### THE TASK
From the listing below, pull each line that includes "Copertura".

## begin LISTED ENTRIES

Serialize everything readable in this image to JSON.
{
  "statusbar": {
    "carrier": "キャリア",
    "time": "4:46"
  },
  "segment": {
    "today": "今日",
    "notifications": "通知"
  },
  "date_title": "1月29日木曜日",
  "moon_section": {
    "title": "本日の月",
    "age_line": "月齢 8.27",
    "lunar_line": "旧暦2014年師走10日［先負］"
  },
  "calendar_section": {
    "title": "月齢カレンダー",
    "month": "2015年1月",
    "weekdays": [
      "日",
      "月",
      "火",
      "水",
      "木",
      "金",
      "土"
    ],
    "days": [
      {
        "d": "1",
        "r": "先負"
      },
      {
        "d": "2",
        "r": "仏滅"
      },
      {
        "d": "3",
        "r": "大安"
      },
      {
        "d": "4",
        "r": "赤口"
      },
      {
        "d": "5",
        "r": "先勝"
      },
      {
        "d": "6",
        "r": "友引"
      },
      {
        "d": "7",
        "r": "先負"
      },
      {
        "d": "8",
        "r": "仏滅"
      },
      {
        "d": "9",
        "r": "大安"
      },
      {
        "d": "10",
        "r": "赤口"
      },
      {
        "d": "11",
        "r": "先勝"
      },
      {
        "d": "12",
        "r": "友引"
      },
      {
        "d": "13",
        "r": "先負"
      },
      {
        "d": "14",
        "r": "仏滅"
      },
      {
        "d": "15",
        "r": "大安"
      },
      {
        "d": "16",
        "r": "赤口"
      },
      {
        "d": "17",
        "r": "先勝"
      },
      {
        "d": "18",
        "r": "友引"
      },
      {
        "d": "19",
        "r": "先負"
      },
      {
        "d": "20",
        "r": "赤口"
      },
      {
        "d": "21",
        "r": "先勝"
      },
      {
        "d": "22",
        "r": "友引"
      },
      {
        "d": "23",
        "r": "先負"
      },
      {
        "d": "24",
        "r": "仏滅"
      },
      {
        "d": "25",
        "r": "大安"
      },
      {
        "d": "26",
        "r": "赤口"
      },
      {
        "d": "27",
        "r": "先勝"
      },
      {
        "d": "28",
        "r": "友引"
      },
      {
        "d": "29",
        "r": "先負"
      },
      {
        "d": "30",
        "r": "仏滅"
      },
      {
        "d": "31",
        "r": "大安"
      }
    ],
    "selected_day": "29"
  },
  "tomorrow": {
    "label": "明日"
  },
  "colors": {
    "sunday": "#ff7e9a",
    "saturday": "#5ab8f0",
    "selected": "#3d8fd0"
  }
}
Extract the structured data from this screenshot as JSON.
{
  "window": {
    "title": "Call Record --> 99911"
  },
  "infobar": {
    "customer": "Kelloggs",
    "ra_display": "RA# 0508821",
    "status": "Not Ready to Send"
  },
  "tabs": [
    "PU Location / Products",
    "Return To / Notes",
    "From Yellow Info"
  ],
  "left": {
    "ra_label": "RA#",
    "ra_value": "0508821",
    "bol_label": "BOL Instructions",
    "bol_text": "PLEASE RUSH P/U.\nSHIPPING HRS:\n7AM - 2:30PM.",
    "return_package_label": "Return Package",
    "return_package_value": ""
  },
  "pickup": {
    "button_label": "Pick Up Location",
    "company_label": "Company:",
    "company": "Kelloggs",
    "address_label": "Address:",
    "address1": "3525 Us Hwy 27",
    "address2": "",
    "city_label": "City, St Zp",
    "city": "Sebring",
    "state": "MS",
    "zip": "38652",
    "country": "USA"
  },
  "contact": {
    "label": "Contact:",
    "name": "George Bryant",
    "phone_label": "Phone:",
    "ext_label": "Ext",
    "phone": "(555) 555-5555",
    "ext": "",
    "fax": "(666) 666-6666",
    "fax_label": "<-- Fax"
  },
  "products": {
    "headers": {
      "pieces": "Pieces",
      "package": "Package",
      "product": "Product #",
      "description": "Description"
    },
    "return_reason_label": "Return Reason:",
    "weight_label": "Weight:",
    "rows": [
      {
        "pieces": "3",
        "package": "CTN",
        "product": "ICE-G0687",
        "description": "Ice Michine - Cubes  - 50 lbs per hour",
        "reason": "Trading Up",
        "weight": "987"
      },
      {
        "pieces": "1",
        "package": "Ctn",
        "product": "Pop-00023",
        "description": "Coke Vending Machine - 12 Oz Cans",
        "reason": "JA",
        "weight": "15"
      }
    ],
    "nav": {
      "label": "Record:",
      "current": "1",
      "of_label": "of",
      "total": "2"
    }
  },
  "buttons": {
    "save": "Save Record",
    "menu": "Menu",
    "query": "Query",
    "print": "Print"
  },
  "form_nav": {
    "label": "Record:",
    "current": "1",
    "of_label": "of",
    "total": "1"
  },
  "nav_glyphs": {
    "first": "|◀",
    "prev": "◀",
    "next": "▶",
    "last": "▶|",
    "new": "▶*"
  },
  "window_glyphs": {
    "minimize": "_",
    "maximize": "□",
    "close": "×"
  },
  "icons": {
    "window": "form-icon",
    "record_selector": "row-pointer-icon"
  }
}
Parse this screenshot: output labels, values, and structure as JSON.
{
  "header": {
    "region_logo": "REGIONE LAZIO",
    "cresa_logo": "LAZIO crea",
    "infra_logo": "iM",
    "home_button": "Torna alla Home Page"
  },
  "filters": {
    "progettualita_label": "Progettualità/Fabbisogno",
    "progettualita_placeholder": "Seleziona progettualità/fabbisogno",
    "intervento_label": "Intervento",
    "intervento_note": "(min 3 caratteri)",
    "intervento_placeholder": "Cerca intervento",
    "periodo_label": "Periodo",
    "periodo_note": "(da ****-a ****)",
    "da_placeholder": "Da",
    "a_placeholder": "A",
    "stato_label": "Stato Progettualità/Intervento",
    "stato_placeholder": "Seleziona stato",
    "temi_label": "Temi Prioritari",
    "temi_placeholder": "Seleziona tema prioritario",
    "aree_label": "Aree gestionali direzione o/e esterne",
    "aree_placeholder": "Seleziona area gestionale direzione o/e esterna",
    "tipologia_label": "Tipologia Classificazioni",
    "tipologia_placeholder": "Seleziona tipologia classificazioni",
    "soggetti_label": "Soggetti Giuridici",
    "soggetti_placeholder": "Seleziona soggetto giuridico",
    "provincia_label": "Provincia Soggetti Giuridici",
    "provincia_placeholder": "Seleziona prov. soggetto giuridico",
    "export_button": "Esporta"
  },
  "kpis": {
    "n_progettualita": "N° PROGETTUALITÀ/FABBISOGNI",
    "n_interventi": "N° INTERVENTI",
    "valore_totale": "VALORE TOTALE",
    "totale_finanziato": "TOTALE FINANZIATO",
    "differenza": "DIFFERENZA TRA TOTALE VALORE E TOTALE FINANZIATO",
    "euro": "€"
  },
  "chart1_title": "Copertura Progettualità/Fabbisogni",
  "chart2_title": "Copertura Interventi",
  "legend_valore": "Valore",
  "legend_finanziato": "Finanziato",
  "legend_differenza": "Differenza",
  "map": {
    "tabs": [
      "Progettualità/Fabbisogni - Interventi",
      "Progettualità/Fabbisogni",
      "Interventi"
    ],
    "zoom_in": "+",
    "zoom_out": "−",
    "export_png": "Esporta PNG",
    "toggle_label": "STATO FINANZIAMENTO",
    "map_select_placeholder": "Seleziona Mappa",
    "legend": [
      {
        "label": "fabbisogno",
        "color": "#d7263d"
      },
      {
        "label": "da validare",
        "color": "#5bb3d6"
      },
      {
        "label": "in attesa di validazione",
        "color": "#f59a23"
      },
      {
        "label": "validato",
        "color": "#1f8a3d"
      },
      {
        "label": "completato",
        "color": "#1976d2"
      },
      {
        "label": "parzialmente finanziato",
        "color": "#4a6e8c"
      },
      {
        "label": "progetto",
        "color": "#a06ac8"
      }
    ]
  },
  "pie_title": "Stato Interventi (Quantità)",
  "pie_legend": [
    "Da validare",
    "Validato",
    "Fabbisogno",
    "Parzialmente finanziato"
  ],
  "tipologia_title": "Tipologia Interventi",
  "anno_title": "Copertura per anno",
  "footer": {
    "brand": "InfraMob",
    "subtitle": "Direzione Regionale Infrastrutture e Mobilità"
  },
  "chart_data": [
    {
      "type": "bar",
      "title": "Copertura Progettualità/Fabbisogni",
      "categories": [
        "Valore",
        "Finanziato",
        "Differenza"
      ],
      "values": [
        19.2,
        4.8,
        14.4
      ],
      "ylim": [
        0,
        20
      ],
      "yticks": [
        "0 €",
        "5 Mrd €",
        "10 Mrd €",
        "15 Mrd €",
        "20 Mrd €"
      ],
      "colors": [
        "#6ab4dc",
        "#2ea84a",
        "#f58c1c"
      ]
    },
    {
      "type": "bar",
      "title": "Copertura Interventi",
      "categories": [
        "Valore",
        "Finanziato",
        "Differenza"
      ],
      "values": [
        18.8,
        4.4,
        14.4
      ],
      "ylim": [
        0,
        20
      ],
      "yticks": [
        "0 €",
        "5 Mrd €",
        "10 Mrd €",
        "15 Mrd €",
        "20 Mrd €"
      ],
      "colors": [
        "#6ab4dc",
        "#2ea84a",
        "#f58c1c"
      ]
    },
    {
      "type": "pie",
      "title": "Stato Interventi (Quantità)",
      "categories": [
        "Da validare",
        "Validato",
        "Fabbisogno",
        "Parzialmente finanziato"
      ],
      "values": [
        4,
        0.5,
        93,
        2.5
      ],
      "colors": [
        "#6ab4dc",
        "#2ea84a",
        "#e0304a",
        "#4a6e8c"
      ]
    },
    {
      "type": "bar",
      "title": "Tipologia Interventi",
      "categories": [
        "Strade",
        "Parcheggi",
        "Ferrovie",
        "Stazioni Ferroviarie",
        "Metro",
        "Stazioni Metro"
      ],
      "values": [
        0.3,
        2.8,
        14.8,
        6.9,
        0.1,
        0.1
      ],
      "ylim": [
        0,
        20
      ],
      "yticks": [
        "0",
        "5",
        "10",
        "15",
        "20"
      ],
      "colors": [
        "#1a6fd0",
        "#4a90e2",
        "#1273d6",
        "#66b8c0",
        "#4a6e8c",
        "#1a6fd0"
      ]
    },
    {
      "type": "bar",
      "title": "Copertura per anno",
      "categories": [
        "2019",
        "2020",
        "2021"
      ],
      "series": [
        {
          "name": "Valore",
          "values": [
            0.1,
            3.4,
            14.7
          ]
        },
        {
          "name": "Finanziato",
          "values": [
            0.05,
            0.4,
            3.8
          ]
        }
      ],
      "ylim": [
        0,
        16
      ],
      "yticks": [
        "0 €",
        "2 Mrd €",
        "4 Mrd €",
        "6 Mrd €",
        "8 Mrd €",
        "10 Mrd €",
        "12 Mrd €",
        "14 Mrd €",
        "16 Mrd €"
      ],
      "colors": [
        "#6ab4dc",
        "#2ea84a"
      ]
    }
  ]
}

## end LISTED ENTRIES

### EXERCISE ANSWER
  "chart1_title": "Copertura Progettualità/Fabbisogni",
  "chart2_title": "Copertura Interventi",
  "anno_title": "Copertura per anno",
      "title": "Copertura Progettualità/Fabbisogni",
      "title": "Copertura Interventi",
      "title": "Copertura per anno",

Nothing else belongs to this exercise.